◆ THE TASK
Copy out every line that contains "unit".

◆ EXERCISE MATERIAL

▶

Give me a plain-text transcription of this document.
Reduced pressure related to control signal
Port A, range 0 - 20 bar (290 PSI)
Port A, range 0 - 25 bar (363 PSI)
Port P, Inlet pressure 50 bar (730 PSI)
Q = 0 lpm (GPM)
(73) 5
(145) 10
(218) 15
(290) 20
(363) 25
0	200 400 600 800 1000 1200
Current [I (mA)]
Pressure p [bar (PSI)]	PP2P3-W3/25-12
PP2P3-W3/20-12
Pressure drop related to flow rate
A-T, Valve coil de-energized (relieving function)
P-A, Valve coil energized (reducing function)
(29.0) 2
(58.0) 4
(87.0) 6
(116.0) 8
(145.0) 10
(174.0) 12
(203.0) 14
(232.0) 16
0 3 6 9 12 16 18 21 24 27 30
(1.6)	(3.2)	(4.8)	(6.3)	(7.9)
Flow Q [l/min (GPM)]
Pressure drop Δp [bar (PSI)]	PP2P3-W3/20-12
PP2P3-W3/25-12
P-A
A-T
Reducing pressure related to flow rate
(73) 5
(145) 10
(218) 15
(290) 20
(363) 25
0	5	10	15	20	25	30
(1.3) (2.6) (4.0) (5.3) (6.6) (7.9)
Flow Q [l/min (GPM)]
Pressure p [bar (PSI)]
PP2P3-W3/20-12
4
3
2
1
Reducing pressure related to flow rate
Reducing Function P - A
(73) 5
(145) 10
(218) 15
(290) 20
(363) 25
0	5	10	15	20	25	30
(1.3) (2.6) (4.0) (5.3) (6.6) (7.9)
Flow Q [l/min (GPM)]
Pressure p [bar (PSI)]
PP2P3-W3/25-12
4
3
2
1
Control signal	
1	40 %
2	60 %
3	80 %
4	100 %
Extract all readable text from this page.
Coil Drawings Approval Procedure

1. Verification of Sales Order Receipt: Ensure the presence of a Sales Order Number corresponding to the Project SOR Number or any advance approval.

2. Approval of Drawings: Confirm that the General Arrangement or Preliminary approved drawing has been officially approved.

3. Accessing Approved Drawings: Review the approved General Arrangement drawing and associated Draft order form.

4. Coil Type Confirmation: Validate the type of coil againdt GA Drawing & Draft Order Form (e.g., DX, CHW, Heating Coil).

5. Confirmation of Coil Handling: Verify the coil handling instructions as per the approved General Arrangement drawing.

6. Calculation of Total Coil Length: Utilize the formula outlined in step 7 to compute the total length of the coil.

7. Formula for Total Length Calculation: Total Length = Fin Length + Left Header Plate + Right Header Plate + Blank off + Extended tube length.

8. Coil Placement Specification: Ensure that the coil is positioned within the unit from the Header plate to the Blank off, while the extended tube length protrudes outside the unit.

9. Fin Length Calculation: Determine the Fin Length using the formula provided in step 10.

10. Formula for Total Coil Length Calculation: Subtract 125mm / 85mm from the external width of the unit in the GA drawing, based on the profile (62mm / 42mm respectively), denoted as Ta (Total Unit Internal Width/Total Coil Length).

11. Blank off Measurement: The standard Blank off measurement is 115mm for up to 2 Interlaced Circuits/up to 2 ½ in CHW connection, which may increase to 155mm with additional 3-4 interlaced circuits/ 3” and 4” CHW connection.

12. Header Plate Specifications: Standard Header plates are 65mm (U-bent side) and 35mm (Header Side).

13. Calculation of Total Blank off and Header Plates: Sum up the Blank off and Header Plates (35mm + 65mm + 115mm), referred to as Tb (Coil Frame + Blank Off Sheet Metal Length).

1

◀

◆ FINAL RESULT
8. Coil Placement Specification: Ensure that the coil is positioned within the unit from the Header plate to the Blank off, while the extended tube length protrudes outside the unit.
10. Formula for Total Coil Length Calculation: Subtract 125mm / 85mm from the external width of the unit in the GA drawing, based on the profile (62mm / 42mm respectively), denoted as Ta (Total Unit Internal Width/Total Coil Length).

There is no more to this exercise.